| Task statement |
How many lines in the records below contain the word "HƯỚNG"? Answer with the number alone.

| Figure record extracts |
* * *

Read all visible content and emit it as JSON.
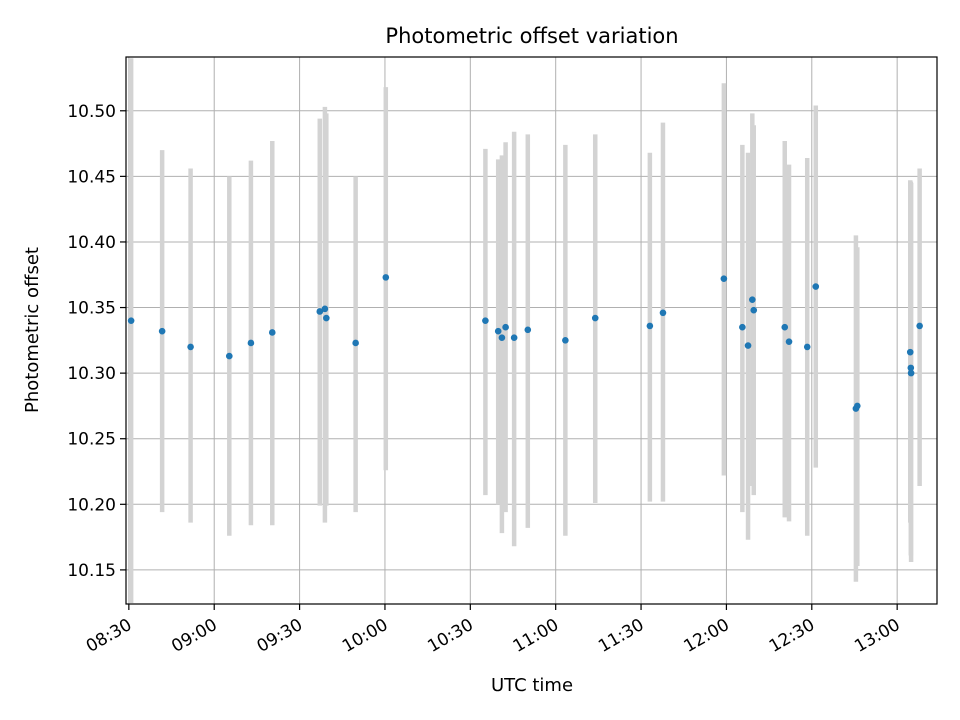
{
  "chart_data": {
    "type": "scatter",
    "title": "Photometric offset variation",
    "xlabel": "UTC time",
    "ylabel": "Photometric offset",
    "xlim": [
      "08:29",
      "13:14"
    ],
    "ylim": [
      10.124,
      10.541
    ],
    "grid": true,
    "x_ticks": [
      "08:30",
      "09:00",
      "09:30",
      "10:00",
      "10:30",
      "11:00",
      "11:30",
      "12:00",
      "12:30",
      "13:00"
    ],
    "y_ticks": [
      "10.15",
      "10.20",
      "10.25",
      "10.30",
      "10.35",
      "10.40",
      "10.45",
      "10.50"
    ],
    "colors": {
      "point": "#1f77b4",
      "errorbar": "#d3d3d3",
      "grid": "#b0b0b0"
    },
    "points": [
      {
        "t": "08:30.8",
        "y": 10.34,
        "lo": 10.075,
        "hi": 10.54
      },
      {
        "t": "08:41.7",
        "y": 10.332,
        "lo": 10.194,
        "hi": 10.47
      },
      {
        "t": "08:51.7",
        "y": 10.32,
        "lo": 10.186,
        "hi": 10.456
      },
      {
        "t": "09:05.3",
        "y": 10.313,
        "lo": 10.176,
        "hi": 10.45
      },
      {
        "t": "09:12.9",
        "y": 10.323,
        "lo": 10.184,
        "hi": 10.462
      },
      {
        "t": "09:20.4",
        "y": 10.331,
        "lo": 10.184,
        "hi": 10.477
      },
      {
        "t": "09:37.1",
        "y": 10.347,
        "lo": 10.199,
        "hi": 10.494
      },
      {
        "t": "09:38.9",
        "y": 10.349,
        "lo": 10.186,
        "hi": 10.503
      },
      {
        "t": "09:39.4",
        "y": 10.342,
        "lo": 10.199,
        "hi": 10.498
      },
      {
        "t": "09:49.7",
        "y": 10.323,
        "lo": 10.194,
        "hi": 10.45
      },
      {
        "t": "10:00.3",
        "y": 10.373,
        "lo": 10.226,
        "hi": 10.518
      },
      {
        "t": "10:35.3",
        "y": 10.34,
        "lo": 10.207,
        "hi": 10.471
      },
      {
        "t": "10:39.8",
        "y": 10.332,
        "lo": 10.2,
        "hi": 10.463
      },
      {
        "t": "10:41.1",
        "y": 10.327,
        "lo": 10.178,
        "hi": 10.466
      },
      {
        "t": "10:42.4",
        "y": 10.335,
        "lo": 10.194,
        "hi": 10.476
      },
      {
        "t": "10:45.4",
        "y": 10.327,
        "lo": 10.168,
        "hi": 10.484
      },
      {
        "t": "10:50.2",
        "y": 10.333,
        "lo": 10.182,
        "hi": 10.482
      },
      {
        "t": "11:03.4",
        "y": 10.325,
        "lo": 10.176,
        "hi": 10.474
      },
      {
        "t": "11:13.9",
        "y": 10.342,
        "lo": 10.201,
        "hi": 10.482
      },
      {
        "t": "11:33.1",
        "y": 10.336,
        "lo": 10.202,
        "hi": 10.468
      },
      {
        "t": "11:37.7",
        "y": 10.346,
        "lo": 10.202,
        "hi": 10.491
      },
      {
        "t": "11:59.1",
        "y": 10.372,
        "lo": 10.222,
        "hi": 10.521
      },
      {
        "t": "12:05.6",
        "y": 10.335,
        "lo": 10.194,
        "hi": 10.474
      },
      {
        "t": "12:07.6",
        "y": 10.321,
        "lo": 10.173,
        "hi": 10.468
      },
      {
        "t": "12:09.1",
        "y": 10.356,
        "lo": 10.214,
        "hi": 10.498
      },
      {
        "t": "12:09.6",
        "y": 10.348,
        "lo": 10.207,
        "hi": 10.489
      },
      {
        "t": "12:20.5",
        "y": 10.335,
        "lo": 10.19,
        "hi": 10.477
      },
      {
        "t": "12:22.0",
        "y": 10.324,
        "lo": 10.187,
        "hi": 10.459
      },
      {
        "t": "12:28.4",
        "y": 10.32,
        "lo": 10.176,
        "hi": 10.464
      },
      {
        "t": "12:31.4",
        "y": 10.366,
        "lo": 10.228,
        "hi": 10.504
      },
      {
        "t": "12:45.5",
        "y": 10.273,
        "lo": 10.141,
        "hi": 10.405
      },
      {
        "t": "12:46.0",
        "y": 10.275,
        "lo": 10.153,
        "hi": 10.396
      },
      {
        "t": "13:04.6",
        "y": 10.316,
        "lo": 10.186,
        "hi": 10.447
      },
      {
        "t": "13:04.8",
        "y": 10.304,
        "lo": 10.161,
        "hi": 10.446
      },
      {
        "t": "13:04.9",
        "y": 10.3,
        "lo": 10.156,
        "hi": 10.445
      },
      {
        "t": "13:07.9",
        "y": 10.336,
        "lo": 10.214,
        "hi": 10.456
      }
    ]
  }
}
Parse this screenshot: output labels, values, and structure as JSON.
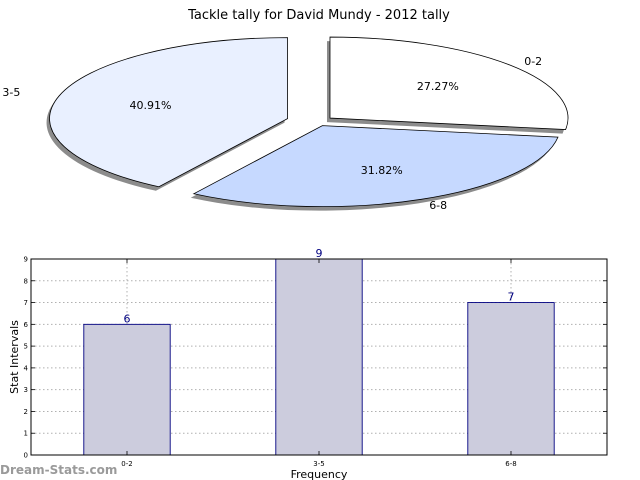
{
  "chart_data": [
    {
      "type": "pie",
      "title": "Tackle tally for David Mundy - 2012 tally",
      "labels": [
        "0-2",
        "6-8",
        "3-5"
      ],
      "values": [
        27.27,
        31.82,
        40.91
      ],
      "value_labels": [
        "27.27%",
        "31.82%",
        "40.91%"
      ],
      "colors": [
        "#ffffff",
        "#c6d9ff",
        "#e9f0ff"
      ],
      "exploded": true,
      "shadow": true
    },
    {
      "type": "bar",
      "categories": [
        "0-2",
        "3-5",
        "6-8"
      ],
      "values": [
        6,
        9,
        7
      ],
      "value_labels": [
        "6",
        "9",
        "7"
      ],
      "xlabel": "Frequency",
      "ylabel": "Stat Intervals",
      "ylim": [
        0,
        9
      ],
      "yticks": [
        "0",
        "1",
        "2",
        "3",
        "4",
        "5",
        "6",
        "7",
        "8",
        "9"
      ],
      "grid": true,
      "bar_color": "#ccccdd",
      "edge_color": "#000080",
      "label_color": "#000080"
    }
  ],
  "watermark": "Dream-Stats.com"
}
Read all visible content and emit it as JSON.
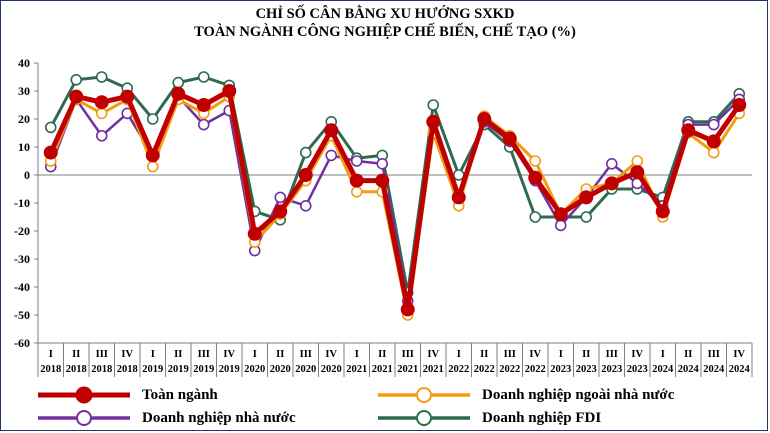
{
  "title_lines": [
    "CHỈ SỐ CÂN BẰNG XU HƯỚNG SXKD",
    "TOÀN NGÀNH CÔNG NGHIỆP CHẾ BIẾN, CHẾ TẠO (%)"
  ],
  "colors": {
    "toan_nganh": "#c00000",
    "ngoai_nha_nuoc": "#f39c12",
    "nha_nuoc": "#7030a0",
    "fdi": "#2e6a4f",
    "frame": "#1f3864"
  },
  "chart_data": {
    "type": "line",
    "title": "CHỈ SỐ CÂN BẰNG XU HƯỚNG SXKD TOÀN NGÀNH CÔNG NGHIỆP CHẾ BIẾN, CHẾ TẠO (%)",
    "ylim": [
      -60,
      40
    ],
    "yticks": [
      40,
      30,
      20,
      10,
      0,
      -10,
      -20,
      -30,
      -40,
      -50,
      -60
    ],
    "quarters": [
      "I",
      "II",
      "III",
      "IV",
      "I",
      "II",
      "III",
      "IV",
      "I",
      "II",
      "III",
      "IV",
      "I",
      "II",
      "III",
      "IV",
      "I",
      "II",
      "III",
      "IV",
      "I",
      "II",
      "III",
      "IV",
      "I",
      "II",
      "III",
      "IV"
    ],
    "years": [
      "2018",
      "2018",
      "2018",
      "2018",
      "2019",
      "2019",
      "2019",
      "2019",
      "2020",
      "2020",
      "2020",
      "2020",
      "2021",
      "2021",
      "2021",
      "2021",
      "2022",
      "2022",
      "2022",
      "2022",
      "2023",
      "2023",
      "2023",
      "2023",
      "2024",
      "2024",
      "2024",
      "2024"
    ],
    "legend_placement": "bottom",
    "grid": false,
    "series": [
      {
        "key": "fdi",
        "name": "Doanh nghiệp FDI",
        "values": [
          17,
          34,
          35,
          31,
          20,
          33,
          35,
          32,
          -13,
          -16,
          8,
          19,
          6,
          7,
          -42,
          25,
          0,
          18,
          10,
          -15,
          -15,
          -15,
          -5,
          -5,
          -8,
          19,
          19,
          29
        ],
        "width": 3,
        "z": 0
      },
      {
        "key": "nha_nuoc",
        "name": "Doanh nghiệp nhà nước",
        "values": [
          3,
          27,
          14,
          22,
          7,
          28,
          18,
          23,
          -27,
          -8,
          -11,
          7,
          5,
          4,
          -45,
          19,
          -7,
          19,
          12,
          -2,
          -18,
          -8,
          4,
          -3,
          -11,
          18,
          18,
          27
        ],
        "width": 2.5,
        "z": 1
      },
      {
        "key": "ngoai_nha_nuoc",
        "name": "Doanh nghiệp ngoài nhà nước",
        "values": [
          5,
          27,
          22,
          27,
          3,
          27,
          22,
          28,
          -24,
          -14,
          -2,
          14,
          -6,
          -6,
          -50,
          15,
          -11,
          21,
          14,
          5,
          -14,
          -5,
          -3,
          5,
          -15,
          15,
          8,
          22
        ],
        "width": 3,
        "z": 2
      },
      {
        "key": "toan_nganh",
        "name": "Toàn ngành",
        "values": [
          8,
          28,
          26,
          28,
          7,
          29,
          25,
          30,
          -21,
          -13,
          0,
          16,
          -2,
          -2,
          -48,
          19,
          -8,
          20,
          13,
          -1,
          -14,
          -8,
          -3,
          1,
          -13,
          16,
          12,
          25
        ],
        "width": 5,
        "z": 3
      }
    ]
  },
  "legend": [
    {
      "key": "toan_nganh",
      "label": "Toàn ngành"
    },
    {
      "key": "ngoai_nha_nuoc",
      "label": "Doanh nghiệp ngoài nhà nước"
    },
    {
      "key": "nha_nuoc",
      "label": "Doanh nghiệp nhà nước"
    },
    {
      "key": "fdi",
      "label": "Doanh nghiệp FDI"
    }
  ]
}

* * *

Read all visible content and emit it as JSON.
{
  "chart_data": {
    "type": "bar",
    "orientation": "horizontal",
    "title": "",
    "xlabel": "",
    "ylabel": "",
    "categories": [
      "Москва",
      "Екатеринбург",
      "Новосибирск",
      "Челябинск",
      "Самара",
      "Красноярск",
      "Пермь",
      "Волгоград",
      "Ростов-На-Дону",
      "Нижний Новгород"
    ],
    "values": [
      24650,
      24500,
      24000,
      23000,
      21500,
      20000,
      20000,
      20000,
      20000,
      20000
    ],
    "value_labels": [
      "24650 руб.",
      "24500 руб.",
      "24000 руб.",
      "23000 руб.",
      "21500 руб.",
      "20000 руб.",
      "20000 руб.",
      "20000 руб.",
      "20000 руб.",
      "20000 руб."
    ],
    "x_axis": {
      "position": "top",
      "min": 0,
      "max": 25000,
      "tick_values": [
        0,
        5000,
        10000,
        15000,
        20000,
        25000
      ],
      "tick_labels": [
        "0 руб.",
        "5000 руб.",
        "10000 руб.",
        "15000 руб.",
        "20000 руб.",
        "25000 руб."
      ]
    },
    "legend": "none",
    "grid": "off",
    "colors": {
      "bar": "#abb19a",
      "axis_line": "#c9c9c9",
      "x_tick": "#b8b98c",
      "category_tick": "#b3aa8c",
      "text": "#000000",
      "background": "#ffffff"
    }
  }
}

* * *

| Solved exercise |
2